**Exercise description**
Leave the pictures out, and retype all of the material exactly as written.

**Data for this exercise**
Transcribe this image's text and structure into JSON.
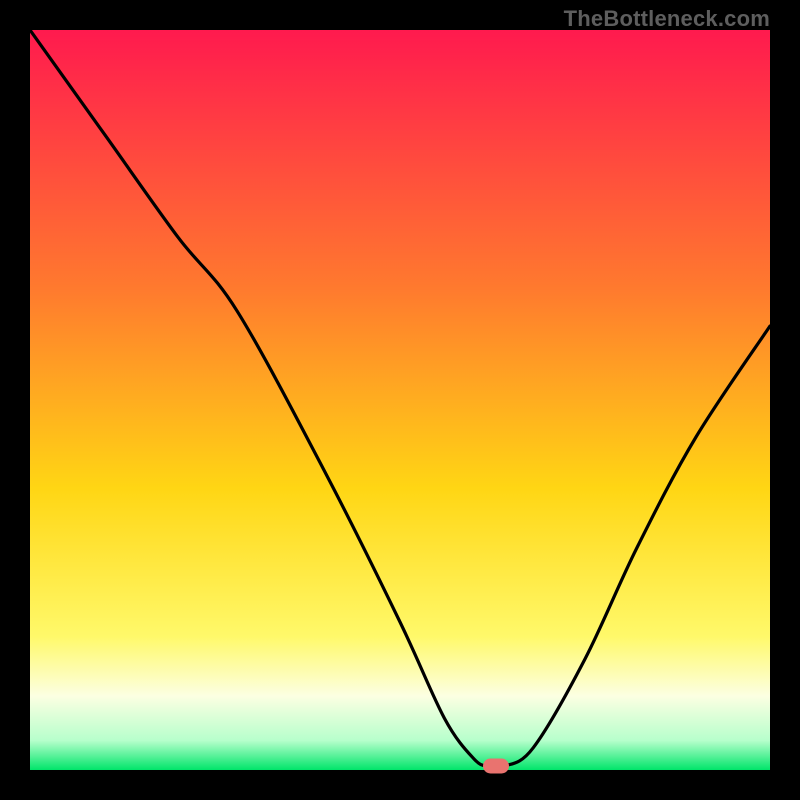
{
  "watermark": "TheBottleneck.com",
  "colors": {
    "top": "#ff1a4e",
    "upper_mid": "#ff7a2e",
    "mid": "#ffd614",
    "lower_mid": "#fff7a0",
    "bottom_band": "#fcffe2",
    "bottom": "#00e56a",
    "marker": "#e9736f",
    "curve": "#000000",
    "frame": "#000000"
  },
  "chart_data": {
    "type": "line",
    "title": "",
    "xlabel": "",
    "ylabel": "",
    "x_range": [
      0,
      100
    ],
    "y_range": [
      0,
      100
    ],
    "series": [
      {
        "name": "bottleneck-curve",
        "x": [
          0,
          10,
          20,
          28,
          40,
          50,
          56,
          60,
          62,
          64,
          68,
          75,
          82,
          90,
          100
        ],
        "values": [
          100,
          86,
          72,
          62,
          40,
          20,
          7,
          1.5,
          0.5,
          0.5,
          3,
          15,
          30,
          45,
          60
        ]
      }
    ],
    "marker": {
      "x": 63,
      "y": 0.5
    },
    "gradient_stops": [
      {
        "pct": 0,
        "color": "#ff1a4e"
      },
      {
        "pct": 35,
        "color": "#ff7a2e"
      },
      {
        "pct": 62,
        "color": "#ffd614"
      },
      {
        "pct": 82,
        "color": "#fff96a"
      },
      {
        "pct": 90,
        "color": "#fcffe2"
      },
      {
        "pct": 96,
        "color": "#b7ffcc"
      },
      {
        "pct": 100,
        "color": "#00e56a"
      }
    ]
  }
}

**Written response**
Transcribe this image's text and structure into JSON.
{
  "watermark": "TheBottleneck.com",
  "colors": {
    "top": "#ff1a4e",
    "upper_mid": "#ff7a2e",
    "mid": "#ffd614",
    "lower_mid": "#fff7a0",
    "bottom_band": "#fcffe2",
    "bottom": "#00e56a",
    "marker": "#e9736f",
    "curve": "#000000",
    "frame": "#000000"
  },
  "chart_data": {
    "type": "line",
    "title": "",
    "xlabel": "",
    "ylabel": "",
    "x_range": [
      0,
      100
    ],
    "y_range": [
      0,
      100
    ],
    "series": [
      {
        "name": "bottleneck-curve",
        "x": [
          0,
          10,
          20,
          28,
          40,
          50,
          56,
          60,
          62,
          64,
          68,
          75,
          82,
          90,
          100
        ],
        "values": [
          100,
          86,
          72,
          62,
          40,
          20,
          7,
          1.5,
          0.5,
          0.5,
          3,
          15,
          30,
          45,
          60
        ]
      }
    ],
    "marker": {
      "x": 63,
      "y": 0.5
    },
    "gradient_stops": [
      {
        "pct": 0,
        "color": "#ff1a4e"
      },
      {
        "pct": 35,
        "color": "#ff7a2e"
      },
      {
        "pct": 62,
        "color": "#ffd614"
      },
      {
        "pct": 82,
        "color": "#fff96a"
      },
      {
        "pct": 90,
        "color": "#fcffe2"
      },
      {
        "pct": 96,
        "color": "#b7ffcc"
      },
      {
        "pct": 100,
        "color": "#00e56a"
      }
    ]
  }
}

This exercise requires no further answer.